* [To do] Reproduce all entries precisely, down to the last character.

* [Records provided]
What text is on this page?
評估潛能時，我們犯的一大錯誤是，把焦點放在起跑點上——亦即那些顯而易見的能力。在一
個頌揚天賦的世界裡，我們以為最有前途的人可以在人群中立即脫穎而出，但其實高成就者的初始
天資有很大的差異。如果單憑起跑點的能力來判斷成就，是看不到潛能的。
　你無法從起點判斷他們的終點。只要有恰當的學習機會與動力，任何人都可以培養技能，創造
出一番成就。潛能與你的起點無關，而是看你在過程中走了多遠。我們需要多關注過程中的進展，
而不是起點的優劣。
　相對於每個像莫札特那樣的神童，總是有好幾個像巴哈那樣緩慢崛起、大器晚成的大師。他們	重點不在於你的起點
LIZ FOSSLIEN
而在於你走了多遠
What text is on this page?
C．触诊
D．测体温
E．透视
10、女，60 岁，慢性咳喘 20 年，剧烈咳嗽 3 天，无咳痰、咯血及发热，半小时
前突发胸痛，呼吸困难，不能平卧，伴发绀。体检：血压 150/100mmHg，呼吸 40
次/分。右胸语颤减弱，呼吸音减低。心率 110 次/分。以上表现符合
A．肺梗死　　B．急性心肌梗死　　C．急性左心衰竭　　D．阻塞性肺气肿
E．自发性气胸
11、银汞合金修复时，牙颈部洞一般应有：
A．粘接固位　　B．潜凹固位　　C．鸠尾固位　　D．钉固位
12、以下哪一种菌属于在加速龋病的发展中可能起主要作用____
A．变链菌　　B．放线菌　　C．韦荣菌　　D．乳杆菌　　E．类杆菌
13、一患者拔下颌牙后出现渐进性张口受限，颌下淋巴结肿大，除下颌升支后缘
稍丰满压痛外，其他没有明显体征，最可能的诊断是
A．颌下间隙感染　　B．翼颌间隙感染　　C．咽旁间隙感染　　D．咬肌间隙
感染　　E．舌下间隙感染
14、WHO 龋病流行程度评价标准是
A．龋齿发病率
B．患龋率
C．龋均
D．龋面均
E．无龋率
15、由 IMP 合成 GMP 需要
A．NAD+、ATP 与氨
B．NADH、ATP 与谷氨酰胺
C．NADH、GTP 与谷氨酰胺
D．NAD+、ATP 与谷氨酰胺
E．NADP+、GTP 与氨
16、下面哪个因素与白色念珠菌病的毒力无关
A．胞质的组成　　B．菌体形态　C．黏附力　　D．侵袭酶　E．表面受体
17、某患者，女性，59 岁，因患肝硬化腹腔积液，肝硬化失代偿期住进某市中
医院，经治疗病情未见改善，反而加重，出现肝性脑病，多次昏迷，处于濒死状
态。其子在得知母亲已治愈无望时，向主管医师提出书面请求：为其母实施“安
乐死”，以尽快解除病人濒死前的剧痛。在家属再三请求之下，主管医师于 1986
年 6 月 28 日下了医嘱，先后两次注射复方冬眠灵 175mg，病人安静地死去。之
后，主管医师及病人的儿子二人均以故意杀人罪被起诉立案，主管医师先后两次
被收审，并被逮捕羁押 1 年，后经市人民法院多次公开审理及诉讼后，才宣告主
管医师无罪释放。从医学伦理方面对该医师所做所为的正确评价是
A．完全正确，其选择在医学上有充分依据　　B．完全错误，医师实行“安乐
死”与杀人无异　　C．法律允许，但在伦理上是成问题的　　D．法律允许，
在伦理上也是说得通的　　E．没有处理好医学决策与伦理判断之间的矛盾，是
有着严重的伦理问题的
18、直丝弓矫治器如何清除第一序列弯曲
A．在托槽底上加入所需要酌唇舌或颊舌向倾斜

* [Response to the exercise]
What text is on this page?
評估潛能時，我們犯的一大錯誤是，把焦點放在起跑點上——亦即那些顯而易見的能力。在一
個頌揚天賦的世界裡，我們以為最有前途的人可以在人群中立即脫穎而出，但其實高成就者的初始
天資有很大的差異。如果單憑起跑點的能力來判斷成就，是看不到潛能的。
　你無法從起點判斷他們的終點。只要有恰當的學習機會與動力，任何人都可以培養技能，創造
出一番成就。潛能與你的起點無關，而是看你在過程中走了多遠。我們需要多關注過程中的進展，
而不是起點的優劣。
　相對於每個像莫札特那樣的神童，總是有好幾個像巴哈那樣緩慢崛起、大器晚成的大師。他們	重點不在於你的起點
LIZ FOSSLIEN
而在於你走了多遠
What text is on this page?
C．触诊
D．测体温
E．透视
10、女，60 岁，慢性咳喘 20 年，剧烈咳嗽 3 天，无咳痰、咯血及发热，半小时
前突发胸痛，呼吸困难，不能平卧，伴发绀。体检：血压 150/100mmHg，呼吸 40
次/分。右胸语颤减弱，呼吸音减低。心率 110 次/分。以上表现符合
A．肺梗死　　B．急性心肌梗死　　C．急性左心衰竭　　D．阻塞性肺气肿
E．自发性气胸
11、银汞合金修复时，牙颈部洞一般应有：
A．粘接固位　　B．潜凹固位　　C．鸠尾固位　　D．钉固位
12、以下哪一种菌属于在加速龋病的发展中可能起主要作用____
A．变链菌　　B．放线菌　　C．韦荣菌　　D．乳杆菌　　E．类杆菌
13、一患者拔下颌牙后出现渐进性张口受限，颌下淋巴结肿大，除下颌升支后缘
稍丰满压痛外，其他没有明显体征，最可能的诊断是
A．颌下间隙感染　　B．翼颌间隙感染　　C．咽旁间隙感染　　D．咬肌间隙
感染　　E．舌下间隙感染
14、WHO 龋病流行程度评价标准是
A．龋齿发病率
B．患龋率
C．龋均
D．龋面均
E．无龋率
15、由 IMP 合成 GMP 需要
A．NAD+、ATP 与氨
B．NADH、ATP 与谷氨酰胺
C．NADH、GTP 与谷氨酰胺
D．NAD+、ATP 与谷氨酰胺
E．NADP+、GTP 与氨
16、下面哪个因素与白色念珠菌病的毒力无关
A．胞质的组成　　B．菌体形态　C．黏附力　　D．侵袭酶　E．表面受体
17、某患者，女性，59 岁，因患肝硬化腹腔积液，肝硬化失代偿期住进某市中
医院，经治疗病情未见改善，反而加重，出现肝性脑病，多次昏迷，处于濒死状
态。其子在得知母亲已治愈无望时，向主管医师提出书面请求：为其母实施“安
乐死”，以尽快解除病人濒死前的剧痛。在家属再三请求之下，主管医师于 1986
年 6 月 28 日下了医嘱，先后两次注射复方冬眠灵 175mg，病人安静地死去。之
后，主管医师及病人的儿子二人均以故意杀人罪被起诉立案，主管医师先后两次
被收审，并被逮捕羁押 1 年，后经市人民法院多次公开审理及诉讼后，才宣告主
管医师无罪释放。从医学伦理方面对该医师所做所为的正确评价是
A．完全正确，其选择在医学上有充分依据　　B．完全错误，医师实行“安乐
死”与杀人无异　　C．法律允许，但在伦理上是成问题的　　D．法律允许，
在伦理上也是说得通的　　E．没有处理好医学决策与伦理判断之间的矛盾，是
有着严重的伦理问题的
18、直丝弓矫治器如何清除第一序列弯曲
A．在托槽底上加入所需要酌唇舌或颊舌向倾斜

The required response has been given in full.